» **RECORDS SUPPLIED**:
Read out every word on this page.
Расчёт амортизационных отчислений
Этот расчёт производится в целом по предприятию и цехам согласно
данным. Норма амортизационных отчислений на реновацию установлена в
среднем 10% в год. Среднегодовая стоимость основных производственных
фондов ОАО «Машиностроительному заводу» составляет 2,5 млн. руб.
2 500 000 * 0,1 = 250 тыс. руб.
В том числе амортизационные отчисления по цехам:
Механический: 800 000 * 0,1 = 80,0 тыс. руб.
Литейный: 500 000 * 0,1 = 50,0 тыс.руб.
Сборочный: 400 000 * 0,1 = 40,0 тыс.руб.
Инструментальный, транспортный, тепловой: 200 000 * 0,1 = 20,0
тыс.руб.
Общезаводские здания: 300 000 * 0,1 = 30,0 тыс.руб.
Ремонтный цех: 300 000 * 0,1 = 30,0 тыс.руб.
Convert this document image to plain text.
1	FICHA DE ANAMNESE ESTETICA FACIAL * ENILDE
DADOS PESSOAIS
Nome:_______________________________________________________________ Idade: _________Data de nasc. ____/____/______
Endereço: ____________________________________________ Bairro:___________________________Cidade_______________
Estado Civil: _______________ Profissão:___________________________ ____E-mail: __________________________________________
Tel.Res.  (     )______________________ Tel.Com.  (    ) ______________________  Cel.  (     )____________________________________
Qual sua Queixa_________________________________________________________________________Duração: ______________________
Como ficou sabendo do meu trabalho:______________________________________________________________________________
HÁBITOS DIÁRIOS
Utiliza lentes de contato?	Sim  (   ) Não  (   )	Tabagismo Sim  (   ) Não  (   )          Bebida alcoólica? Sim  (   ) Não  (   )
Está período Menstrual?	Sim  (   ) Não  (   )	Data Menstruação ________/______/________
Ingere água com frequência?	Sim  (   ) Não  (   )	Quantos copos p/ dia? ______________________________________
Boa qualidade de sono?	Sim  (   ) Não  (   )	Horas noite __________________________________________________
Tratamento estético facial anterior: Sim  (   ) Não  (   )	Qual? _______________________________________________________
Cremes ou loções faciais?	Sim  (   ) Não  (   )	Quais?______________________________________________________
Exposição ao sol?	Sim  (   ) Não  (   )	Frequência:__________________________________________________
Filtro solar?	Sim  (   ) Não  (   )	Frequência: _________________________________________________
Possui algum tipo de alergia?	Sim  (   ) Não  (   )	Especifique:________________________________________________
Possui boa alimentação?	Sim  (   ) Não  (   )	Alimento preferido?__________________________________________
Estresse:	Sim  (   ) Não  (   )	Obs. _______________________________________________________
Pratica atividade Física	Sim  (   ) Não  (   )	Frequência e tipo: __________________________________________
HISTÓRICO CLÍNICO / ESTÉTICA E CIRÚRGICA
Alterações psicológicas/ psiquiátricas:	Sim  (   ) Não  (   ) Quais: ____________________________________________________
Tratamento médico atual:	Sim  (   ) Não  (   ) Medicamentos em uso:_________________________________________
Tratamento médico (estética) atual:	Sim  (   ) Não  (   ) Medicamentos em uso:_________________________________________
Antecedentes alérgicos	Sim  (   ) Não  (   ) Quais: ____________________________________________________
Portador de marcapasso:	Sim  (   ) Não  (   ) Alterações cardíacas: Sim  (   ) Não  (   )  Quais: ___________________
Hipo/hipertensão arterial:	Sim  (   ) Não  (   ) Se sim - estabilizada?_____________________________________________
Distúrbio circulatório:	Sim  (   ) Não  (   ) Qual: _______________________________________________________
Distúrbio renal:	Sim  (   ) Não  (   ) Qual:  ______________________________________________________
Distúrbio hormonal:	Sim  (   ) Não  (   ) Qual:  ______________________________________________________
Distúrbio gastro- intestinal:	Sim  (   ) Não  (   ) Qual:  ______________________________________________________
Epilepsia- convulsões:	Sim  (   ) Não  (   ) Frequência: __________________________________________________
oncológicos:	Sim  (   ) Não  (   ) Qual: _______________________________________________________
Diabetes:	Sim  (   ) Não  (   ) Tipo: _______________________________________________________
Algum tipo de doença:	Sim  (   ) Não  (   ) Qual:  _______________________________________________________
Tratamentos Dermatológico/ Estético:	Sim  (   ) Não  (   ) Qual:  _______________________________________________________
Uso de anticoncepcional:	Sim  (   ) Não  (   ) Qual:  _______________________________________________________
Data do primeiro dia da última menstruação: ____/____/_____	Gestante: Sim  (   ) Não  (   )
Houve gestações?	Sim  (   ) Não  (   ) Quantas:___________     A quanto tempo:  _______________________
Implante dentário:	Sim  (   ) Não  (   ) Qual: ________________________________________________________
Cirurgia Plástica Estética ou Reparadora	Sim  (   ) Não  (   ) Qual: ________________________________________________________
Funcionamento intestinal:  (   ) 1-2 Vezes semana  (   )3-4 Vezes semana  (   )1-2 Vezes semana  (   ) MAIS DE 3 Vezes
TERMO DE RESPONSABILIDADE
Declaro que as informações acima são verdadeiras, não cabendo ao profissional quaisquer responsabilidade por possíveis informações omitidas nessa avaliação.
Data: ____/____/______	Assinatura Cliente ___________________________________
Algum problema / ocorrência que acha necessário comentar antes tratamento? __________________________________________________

» **WHAT IS EXPECTED**: Extract each line of the material exactly as it stands.

» **SOLUTION TO THIS PROBLEM**:
Read out every word on this page.
Расчёт амортизационных отчислений
Этот расчёт производится в целом по предприятию и цехам согласно
данным. Норма амортизационных отчислений на реновацию установлена в
среднем 10% в год. Среднегодовая стоимость основных производственных
фондов ОАО «Машиностроительному заводу» составляет 2,5 млн. руб.
2 500 000 * 0,1 = 250 тыс. руб.
В том числе амортизационные отчисления по цехам:
Механический: 800 000 * 0,1 = 80,0 тыс. руб.
Литейный: 500 000 * 0,1 = 50,0 тыс.руб.
Сборочный: 400 000 * 0,1 = 40,0 тыс.руб.
Инструментальный, транспортный, тепловой: 200 000 * 0,1 = 20,0
тыс.руб.
Общезаводские здания: 300 000 * 0,1 = 30,0 тыс.руб.
Ремонтный цех: 300 000 * 0,1 = 30,0 тыс.руб.
Convert this document image to plain text.
1	FICHA DE ANAMNESE ESTETICA FACIAL * ENILDE
DADOS PESSOAIS
Nome:_______________________________________________________________ Idade: _________Data de nasc. ____/____/______
Endereço: ____________________________________________ Bairro:___________________________Cidade_______________
Estado Civil: _______________ Profissão:___________________________ ____E-mail: __________________________________________
Tel.Res.  (     )______________________ Tel.Com.  (    ) ______________________  Cel.  (     )____________________________________
Qual sua Queixa_________________________________________________________________________Duração: ______________________
Como ficou sabendo do meu trabalho:______________________________________________________________________________
HÁBITOS DIÁRIOS
Utiliza lentes de contato?	Sim  (   ) Não  (   )	Tabagismo Sim  (   ) Não  (   )          Bebida alcoólica? Sim  (   ) Não  (   )
Está período Menstrual?	Sim  (   ) Não  (   )	Data Menstruação ________/______/________
Ingere água com frequência?	Sim  (   ) Não  (   )	Quantos copos p/ dia? ______________________________________
Boa qualidade de sono?	Sim  (   ) Não  (   )	Horas noite __________________________________________________
Tratamento estético facial anterior: Sim  (   ) Não  (   )	Qual? _______________________________________________________
Cremes ou loções faciais?	Sim  (   ) Não  (   )	Quais?______________________________________________________
Exposição ao sol?	Sim  (   ) Não  (   )	Frequência:__________________________________________________
Filtro solar?	Sim  (   ) Não  (   )	Frequência: _________________________________________________
Possui algum tipo de alergia?	Sim  (   ) Não  (   )	Especifique:________________________________________________
Possui boa alimentação?	Sim  (   ) Não  (   )	Alimento preferido?__________________________________________
Estresse:	Sim  (   ) Não  (   )	Obs. _______________________________________________________
Pratica atividade Física	Sim  (   ) Não  (   )	Frequência e tipo: __________________________________________
HISTÓRICO CLÍNICO / ESTÉTICA E CIRÚRGICA
Alterações psicológicas/ psiquiátricas:	Sim  (   ) Não  (   ) Quais: ____________________________________________________
Tratamento médico atual:	Sim  (   ) Não  (   ) Medicamentos em uso:_________________________________________
Tratamento médico (estética) atual:	Sim  (   ) Não  (   ) Medicamentos em uso:_________________________________________
Antecedentes alérgicos	Sim  (   ) Não  (   ) Quais: ____________________________________________________
Portador de marcapasso:	Sim  (   ) Não  (   ) Alterações cardíacas: Sim  (   ) Não  (   )  Quais: ___________________
Hipo/hipertensão arterial:	Sim  (   ) Não  (   ) Se sim - estabilizada?_____________________________________________
Distúrbio circulatório:	Sim  (   ) Não  (   ) Qual: _______________________________________________________
Distúrbio renal:	Sim  (   ) Não  (   ) Qual:  ______________________________________________________
Distúrbio hormonal:	Sim  (   ) Não  (   ) Qual:  ______________________________________________________
Distúrbio gastro- intestinal:	Sim  (   ) Não  (   ) Qual:  ______________________________________________________
Epilepsia- convulsões:	Sim  (   ) Não  (   ) Frequência: __________________________________________________
oncológicos:	Sim  (   ) Não  (   ) Qual: _______________________________________________________
Diabetes:	Sim  (   ) Não  (   ) Tipo: _______________________________________________________
Algum tipo de doença:	Sim  (   ) Não  (   ) Qual:  _______________________________________________________
Tratamentos Dermatológico/ Estético:	Sim  (   ) Não  (   ) Qual:  _______________________________________________________
Uso de anticoncepcional:	Sim  (   ) Não  (   ) Qual:  _______________________________________________________
Data do primeiro dia da última menstruação: ____/____/_____	Gestante: Sim  (   ) Não  (   )
Houve gestações?	Sim  (   ) Não  (   ) Quantas:___________     A quanto tempo:  _______________________
Implante dentário:	Sim  (   ) Não  (   ) Qual: ________________________________________________________
Cirurgia Plástica Estética ou Reparadora	Sim  (   ) Não  (   ) Qual: ________________________________________________________
Funcionamento intestinal:  (   ) 1-2 Vezes semana  (   )3-4 Vezes semana  (   )1-2 Vezes semana  (   ) MAIS DE 3 Vezes
TERMO DE RESPONSABILIDADE
Declaro que as informações acima são verdadeiras, não cabendo ao profissional quaisquer responsabilidade por possíveis informações omitidas nessa avaliação.
Data: ____/____/______	Assinatura Cliente ___________________________________
Algum problema / ocorrência que acha necessário comentar antes tratamento? __________________________________________________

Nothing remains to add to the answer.